Reproduce verbatim the lines of the records below, beginning with the first line and stopping after the line that contains "- company-name-en: China".

— begin Materials provided —

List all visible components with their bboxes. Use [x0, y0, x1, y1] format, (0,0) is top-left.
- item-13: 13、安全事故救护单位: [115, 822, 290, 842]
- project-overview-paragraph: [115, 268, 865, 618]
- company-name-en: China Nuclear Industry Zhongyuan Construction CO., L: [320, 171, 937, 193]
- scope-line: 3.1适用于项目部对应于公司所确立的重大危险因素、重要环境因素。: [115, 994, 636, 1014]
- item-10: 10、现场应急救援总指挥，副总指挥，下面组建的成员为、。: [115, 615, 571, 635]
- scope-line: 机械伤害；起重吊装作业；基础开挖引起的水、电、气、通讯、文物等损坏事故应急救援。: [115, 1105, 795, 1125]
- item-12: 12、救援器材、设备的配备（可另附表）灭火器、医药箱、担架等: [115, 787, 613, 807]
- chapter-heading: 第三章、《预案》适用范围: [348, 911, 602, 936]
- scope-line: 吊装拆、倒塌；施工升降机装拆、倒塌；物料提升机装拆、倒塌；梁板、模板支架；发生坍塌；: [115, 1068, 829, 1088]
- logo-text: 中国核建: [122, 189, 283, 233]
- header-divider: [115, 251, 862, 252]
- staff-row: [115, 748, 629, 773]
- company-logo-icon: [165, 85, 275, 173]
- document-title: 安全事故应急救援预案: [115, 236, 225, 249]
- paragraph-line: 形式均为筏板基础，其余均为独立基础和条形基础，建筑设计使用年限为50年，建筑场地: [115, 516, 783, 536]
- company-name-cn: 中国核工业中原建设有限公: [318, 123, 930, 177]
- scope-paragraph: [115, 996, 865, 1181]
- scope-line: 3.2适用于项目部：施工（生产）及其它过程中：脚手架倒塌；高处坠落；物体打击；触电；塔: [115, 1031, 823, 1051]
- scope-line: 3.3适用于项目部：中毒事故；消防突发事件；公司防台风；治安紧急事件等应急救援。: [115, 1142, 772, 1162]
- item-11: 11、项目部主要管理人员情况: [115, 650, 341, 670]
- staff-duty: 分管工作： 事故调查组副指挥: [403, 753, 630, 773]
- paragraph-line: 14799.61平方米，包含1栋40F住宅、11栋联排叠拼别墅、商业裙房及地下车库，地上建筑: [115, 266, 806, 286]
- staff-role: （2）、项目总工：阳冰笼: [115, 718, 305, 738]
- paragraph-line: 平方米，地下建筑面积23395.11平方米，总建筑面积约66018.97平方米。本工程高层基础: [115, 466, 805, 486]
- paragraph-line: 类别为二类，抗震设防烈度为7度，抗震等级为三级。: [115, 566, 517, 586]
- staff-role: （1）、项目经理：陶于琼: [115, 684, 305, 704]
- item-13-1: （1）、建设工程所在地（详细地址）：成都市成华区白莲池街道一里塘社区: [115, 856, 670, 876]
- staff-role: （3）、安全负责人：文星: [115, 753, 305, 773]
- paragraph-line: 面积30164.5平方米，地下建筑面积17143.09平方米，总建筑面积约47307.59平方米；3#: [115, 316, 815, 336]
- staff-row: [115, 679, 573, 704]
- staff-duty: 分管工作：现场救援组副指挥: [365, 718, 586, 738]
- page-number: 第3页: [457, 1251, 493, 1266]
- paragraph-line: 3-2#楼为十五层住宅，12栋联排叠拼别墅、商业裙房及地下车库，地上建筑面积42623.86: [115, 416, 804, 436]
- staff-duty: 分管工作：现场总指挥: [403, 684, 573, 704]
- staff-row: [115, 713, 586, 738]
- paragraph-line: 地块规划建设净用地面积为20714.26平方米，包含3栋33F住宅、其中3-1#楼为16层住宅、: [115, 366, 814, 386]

— end Materials provided —

## Finished answer
List all visible components with their bboxes. Use [x0, y0, x1, y1] format, (0,0) is top-left.
- item-13: 13、安全事故救护单位: [115, 822, 290, 842]
- project-overview-paragraph: [115, 268, 865, 618]
- company-name-en: China Nuclear Industry Zhongyuan Construction CO., L: [320, 171, 937, 193]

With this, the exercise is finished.